=== Raw data ===

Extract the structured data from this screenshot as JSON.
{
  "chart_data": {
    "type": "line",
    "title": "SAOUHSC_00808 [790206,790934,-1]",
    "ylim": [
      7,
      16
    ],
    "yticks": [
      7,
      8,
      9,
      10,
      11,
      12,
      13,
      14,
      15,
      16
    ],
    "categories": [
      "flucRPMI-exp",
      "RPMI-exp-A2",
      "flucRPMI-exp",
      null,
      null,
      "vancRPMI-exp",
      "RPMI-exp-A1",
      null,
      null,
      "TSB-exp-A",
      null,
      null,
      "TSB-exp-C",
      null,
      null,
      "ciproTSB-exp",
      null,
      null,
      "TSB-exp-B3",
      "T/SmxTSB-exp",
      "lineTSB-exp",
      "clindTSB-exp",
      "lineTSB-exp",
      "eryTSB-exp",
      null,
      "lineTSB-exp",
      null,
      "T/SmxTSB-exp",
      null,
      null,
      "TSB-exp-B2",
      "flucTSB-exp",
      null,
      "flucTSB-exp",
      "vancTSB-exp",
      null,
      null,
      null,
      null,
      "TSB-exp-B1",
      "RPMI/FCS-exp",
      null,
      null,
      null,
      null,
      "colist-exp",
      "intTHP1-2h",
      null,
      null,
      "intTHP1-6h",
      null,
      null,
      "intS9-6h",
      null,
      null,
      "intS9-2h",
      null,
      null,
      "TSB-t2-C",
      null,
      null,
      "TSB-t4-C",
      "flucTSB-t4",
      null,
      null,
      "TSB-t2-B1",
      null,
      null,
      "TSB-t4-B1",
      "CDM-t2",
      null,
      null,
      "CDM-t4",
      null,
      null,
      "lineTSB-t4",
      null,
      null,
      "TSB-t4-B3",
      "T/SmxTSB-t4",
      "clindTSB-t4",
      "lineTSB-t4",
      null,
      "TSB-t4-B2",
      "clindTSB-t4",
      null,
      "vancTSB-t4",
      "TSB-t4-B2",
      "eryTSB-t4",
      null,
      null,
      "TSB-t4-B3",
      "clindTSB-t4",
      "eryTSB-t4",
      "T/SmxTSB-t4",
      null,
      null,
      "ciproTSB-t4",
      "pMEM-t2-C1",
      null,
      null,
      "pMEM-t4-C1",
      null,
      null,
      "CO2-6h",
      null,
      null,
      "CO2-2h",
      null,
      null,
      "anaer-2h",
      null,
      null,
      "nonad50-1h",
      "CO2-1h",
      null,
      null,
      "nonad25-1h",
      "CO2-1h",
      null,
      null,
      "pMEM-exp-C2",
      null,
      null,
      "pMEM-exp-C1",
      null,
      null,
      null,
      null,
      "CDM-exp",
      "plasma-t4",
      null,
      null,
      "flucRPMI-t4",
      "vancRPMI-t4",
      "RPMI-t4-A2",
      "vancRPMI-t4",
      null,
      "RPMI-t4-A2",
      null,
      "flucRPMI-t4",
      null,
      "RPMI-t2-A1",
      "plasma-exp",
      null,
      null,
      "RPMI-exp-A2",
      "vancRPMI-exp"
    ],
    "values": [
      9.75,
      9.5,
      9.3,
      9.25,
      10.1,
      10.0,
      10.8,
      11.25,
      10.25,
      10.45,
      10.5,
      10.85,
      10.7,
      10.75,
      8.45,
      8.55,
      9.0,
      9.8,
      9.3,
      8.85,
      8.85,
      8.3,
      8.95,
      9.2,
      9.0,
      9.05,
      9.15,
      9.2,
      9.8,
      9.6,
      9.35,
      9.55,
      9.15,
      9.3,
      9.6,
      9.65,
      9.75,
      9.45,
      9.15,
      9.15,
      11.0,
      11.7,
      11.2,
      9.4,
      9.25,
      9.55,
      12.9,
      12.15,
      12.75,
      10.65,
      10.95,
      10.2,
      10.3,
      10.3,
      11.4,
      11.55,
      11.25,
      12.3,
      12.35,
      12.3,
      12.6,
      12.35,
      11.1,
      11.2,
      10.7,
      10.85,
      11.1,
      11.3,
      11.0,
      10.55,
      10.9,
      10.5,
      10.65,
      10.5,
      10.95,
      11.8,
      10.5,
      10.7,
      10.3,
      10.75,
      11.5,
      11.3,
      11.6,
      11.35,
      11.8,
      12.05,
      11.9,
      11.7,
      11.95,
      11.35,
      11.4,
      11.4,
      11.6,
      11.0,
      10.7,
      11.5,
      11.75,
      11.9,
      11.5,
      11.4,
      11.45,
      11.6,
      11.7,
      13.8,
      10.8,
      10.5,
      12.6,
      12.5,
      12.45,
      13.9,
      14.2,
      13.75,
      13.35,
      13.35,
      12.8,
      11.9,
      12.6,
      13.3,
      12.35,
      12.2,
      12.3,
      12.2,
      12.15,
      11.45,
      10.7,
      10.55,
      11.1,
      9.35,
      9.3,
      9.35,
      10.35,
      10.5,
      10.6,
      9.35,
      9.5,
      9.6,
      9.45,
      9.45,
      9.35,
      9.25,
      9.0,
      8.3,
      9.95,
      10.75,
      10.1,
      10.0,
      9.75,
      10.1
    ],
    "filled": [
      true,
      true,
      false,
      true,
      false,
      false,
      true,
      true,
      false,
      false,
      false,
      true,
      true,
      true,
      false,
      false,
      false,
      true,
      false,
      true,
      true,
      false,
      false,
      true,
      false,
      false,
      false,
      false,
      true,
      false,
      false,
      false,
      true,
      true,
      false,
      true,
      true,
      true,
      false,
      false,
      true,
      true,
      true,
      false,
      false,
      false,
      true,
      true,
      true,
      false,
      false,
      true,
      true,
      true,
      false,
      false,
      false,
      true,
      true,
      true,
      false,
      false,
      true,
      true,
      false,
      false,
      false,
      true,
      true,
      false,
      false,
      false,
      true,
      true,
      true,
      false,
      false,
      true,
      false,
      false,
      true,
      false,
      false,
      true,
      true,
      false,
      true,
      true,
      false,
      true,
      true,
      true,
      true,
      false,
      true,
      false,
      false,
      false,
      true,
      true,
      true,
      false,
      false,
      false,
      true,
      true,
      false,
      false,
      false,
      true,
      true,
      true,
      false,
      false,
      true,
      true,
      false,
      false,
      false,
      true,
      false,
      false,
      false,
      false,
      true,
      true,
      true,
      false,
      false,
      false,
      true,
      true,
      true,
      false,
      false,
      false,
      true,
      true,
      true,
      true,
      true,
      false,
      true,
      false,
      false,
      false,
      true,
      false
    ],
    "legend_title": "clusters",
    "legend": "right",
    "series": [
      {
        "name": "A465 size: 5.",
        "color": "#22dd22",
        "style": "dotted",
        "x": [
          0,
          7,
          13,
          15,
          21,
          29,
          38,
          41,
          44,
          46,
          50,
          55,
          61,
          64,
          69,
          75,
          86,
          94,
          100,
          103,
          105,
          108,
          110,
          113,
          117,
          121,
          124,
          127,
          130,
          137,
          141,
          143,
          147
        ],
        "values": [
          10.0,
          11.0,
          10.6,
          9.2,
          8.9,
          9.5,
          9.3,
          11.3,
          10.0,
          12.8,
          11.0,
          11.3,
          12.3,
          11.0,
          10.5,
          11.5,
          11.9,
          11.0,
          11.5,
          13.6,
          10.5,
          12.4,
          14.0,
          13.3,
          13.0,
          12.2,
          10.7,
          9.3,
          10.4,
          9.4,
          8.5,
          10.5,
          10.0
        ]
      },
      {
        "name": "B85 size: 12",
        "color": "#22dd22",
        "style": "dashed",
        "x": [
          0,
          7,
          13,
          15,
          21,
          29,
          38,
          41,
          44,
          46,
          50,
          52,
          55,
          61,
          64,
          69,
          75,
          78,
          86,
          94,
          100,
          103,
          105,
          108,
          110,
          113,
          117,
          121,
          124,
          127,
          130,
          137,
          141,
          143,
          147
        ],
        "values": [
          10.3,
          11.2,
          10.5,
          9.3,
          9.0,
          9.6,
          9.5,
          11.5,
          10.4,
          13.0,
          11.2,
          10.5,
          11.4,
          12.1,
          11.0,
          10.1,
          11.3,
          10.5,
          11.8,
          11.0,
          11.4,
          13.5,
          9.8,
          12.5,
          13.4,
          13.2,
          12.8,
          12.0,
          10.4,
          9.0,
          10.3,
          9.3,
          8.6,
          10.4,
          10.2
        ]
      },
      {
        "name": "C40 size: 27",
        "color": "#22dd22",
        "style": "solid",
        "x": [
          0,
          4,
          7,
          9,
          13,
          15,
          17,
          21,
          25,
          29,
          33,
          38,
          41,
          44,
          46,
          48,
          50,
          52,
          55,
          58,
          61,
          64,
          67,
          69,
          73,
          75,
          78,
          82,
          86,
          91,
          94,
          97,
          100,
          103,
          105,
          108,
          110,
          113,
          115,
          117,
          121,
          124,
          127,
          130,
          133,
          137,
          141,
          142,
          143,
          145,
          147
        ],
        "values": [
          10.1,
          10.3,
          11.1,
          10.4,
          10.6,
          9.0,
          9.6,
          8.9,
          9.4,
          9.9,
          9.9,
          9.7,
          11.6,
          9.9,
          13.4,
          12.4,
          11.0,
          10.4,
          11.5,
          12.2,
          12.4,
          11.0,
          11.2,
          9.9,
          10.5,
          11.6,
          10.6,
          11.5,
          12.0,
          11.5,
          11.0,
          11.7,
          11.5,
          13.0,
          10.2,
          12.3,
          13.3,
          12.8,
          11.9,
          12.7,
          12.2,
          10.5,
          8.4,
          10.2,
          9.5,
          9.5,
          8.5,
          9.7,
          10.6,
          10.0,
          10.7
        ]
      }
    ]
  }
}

===

▸ The request
For each line in the data above that contains the string "pMEM", extract the line.

▸ Finished task
      "pMEM-t2-C1",
      "pMEM-t4-C1",
      "pMEM-exp-C2",
      "pMEM-exp-C1",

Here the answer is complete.